§ **Data to process**:
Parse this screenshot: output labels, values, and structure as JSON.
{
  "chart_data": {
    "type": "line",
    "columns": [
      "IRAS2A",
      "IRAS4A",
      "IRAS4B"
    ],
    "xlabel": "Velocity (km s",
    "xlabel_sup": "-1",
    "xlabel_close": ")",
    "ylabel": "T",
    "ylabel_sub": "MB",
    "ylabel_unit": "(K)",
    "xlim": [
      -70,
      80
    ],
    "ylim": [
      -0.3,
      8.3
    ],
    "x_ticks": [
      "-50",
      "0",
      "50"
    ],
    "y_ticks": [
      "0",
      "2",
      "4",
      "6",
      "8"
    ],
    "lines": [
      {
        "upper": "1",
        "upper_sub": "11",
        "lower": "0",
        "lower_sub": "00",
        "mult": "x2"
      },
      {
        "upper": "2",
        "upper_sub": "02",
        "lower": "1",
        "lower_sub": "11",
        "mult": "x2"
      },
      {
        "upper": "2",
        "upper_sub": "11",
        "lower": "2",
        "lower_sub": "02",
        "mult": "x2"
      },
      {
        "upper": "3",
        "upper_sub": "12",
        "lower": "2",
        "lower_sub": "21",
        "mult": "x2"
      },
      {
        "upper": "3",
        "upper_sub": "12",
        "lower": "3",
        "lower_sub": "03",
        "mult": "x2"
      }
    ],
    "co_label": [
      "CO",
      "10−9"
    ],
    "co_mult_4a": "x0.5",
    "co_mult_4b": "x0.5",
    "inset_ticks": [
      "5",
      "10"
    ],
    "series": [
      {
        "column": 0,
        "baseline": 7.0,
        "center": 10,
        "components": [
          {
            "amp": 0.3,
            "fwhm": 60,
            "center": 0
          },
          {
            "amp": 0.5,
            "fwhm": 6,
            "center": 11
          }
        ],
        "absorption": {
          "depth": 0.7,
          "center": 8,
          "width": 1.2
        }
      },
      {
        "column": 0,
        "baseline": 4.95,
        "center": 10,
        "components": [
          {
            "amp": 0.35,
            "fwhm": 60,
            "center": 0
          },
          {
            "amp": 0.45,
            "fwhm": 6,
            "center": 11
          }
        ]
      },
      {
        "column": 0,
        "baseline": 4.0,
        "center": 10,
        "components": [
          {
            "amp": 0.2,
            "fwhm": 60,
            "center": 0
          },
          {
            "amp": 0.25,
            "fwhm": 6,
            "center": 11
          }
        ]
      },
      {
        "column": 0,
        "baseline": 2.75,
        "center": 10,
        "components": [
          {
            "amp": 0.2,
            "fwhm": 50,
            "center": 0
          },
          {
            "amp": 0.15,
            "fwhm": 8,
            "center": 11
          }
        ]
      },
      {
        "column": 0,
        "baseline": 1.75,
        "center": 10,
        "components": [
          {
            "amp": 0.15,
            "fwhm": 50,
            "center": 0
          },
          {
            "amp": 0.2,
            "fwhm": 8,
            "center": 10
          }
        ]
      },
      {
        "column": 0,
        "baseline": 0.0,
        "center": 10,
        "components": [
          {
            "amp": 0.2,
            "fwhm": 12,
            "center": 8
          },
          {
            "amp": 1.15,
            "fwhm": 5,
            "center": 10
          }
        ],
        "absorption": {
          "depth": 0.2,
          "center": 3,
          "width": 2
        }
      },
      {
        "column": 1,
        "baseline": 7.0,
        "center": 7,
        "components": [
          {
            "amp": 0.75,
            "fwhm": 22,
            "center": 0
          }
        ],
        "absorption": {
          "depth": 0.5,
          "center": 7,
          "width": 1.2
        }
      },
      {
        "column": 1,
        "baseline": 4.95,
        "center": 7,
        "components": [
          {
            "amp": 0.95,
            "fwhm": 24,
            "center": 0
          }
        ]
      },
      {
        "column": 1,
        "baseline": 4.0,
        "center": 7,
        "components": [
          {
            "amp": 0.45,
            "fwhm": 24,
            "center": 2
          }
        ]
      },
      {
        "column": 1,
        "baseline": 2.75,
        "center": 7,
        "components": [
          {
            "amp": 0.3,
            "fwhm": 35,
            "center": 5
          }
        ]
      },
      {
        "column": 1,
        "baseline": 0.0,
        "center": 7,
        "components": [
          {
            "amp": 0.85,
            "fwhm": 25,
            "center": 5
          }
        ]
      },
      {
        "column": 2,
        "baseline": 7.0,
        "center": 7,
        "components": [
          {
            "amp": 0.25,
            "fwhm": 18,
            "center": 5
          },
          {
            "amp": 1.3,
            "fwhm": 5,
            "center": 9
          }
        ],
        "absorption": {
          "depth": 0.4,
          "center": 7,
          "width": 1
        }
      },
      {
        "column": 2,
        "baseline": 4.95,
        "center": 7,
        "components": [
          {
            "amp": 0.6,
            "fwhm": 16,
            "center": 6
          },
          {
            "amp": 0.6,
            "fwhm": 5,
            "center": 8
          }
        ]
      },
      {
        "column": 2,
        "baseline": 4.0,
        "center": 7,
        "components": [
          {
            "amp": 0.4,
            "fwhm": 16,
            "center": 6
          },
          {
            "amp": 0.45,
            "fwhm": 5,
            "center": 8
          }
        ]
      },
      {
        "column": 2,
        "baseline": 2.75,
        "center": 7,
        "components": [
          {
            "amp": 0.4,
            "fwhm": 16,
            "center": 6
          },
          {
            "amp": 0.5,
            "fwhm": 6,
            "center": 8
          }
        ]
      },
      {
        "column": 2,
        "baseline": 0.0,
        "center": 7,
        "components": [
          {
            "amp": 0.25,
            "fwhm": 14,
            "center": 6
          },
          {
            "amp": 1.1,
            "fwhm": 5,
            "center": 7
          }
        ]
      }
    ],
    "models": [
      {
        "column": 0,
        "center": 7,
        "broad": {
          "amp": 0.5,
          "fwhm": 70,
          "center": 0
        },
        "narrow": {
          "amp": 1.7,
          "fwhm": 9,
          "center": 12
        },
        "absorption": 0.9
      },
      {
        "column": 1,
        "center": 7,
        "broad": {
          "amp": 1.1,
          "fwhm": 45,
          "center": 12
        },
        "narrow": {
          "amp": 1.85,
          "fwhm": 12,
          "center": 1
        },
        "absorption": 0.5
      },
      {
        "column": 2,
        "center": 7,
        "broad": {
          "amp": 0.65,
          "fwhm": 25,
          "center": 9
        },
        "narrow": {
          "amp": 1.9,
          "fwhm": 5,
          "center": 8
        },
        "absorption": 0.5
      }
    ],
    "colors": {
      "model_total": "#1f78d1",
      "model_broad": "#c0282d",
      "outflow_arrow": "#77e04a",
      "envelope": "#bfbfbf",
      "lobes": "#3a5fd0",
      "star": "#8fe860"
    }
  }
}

§ **What the exercise asks**: Using the exact wording, write out all of the records.

§ **The result**:
Parse this screenshot: output labels, values, and structure as JSON.
{
  "chart_data": {
    "type": "line",
    "columns": [
      "IRAS2A",
      "IRAS4A",
      "IRAS4B"
    ],
    "xlabel": "Velocity (km s",
    "xlabel_sup": "-1",
    "xlabel_close": ")",
    "ylabel": "T",
    "ylabel_sub": "MB",
    "ylabel_unit": "(K)",
    "xlim": [
      -70,
      80
    ],
    "ylim": [
      -0.3,
      8.3
    ],
    "x_ticks": [
      "-50",
      "0",
      "50"
    ],
    "y_ticks": [
      "0",
      "2",
      "4",
      "6",
      "8"
    ],
    "lines": [
      {
        "upper": "1",
        "upper_sub": "11",
        "lower": "0",
        "lower_sub": "00",
        "mult": "x2"
      },
      {
        "upper": "2",
        "upper_sub": "02",
        "lower": "1",
        "lower_sub": "11",
        "mult": "x2"
      },
      {
        "upper": "2",
        "upper_sub": "11",
        "lower": "2",
        "lower_sub": "02",
        "mult": "x2"
      },
      {
        "upper": "3",
        "upper_sub": "12",
        "lower": "2",
        "lower_sub": "21",
        "mult": "x2"
      },
      {
        "upper": "3",
        "upper_sub": "12",
        "lower": "3",
        "lower_sub": "03",
        "mult": "x2"
      }
    ],
    "co_label": [
      "CO",
      "10−9"
    ],
    "co_mult_4a": "x0.5",
    "co_mult_4b": "x0.5",
    "inset_ticks": [
      "5",
      "10"
    ],
    "series": [
      {
        "column": 0,
        "baseline": 7.0,
        "center": 10,
        "components": [
          {
            "amp": 0.3,
            "fwhm": 60,
            "center": 0
          },
          {
            "amp": 0.5,
            "fwhm": 6,
            "center": 11
          }
        ],
        "absorption": {
          "depth": 0.7,
          "center": 8,
          "width": 1.2
        }
      },
      {
        "column": 0,
        "baseline": 4.95,
        "center": 10,
        "components": [
          {
            "amp": 0.35,
            "fwhm": 60,
            "center": 0
          },
          {
            "amp": 0.45,
            "fwhm": 6,
            "center": 11
          }
        ]
      },
      {
        "column": 0,
        "baseline": 4.0,
        "center": 10,
        "components": [
          {
            "amp": 0.2,
            "fwhm": 60,
            "center": 0
          },
          {
            "amp": 0.25,
            "fwhm": 6,
            "center": 11
          }
        ]
      },
      {
        "column": 0,
        "baseline": 2.75,
        "center": 10,
        "components": [
          {
            "amp": 0.2,
            "fwhm": 50,
            "center": 0
          },
          {
            "amp": 0.15,
            "fwhm": 8,
            "center": 11
          }
        ]
      },
      {
        "column": 0,
        "baseline": 1.75,
        "center": 10,
        "components": [
          {
            "amp": 0.15,
            "fwhm": 50,
            "center": 0
          },
          {
            "amp": 0.2,
            "fwhm": 8,
            "center": 10
          }
        ]
      },
      {
        "column": 0,
        "baseline": 0.0,
        "center": 10,
        "components": [
          {
            "amp": 0.2,
            "fwhm": 12,
            "center": 8
          },
          {
            "amp": 1.15,
            "fwhm": 5,
            "center": 10
          }
        ],
        "absorption": {
          "depth": 0.2,
          "center": 3,
          "width": 2
        }
      },
      {
        "column": 1,
        "baseline": 7.0,
        "center": 7,
        "components": [
          {
            "amp": 0.75,
            "fwhm": 22,
            "center": 0
          }
        ],
        "absorption": {
          "depth": 0.5,
          "center": 7,
          "width": 1.2
        }
      },
      {
        "column": 1,
        "baseline": 4.95,
        "center": 7,
        "components": [
          {
            "amp": 0.95,
            "fwhm": 24,
            "center": 0
          }
        ]
      },
      {
        "column": 1,
        "baseline": 4.0,
        "center": 7,
        "components": [
          {
            "amp": 0.45,
            "fwhm": 24,
            "center": 2
          }
        ]
      },
      {
        "column": 1,
        "baseline": 2.75,
        "center": 7,
        "components": [
          {
            "amp": 0.3,
            "fwhm": 35,
            "center": 5
          }
        ]
      },
      {
        "column": 1,
        "baseline": 0.0,
        "center": 7,
        "components": [
          {
            "amp": 0.85,
            "fwhm": 25,
            "center": 5
          }
        ]
      },
      {
        "column": 2,
        "baseline": 7.0,
        "center": 7,
        "components": [
          {
            "amp": 0.25,
            "fwhm": 18,
            "center": 5
          },
          {
            "amp": 1.3,
            "fwhm": 5,
            "center": 9
          }
        ],
        "absorption": {
          "depth": 0.4,
          "center": 7,
          "width": 1
        }
      },
      {
        "column": 2,
        "baseline": 4.95,
        "center": 7,
        "components": [
          {
            "amp": 0.6,
            "fwhm": 16,
            "center": 6
          },
          {
            "amp": 0.6,
            "fwhm": 5,
            "center": 8
          }
        ]
      },
      {
        "column": 2,
        "baseline": 4.0,
        "center": 7,
        "components": [
          {
            "amp": 0.4,
            "fwhm": 16,
            "center": 6
          },
          {
            "amp": 0.45,
            "fwhm": 5,
            "center": 8
          }
        ]
      },
      {
        "column": 2,
        "baseline": 2.75,
        "center": 7,
        "components": [
          {
            "amp": 0.4,
            "fwhm": 16,
            "center": 6
          },
          {
            "amp": 0.5,
            "fwhm": 6,
            "center": 8
          }
        ]
      },
      {
        "column": 2,
        "baseline": 0.0,
        "center": 7,
        "components": [
          {
            "amp": 0.25,
            "fwhm": 14,
            "center": 6
          },
          {
            "amp": 1.1,
            "fwhm": 5,
            "center": 7
          }
        ]
      }
    ],
    "models": [
      {
        "column": 0,
        "center": 7,
        "broad": {
          "amp": 0.5,
          "fwhm": 70,
          "center": 0
        },
        "narrow": {
          "amp": 1.7,
          "fwhm": 9,
          "center": 12
        },
        "absorption": 0.9
      },
      {
        "column": 1,
        "center": 7,
        "broad": {
          "amp": 1.1,
          "fwhm": 45,
          "center": 12
        },
        "narrow": {
          "amp": 1.85,
          "fwhm": 12,
          "center": 1
        },
        "absorption": 0.5
      },
      {
        "column": 2,
        "center": 7,
        "broad": {
          "amp": 0.65,
          "fwhm": 25,
          "center": 9
        },
        "narrow": {
          "amp": 1.9,
          "fwhm": 5,
          "center": 8
        },
        "absorption": 0.5
      }
    ],
    "colors": {
      "model_total": "#1f78d1",
      "model_broad": "#c0282d",
      "outflow_arrow": "#77e04a",
      "envelope": "#bfbfbf",
      "lobes": "#3a5fd0",
      "star": "#8fe860"
    }
  }
}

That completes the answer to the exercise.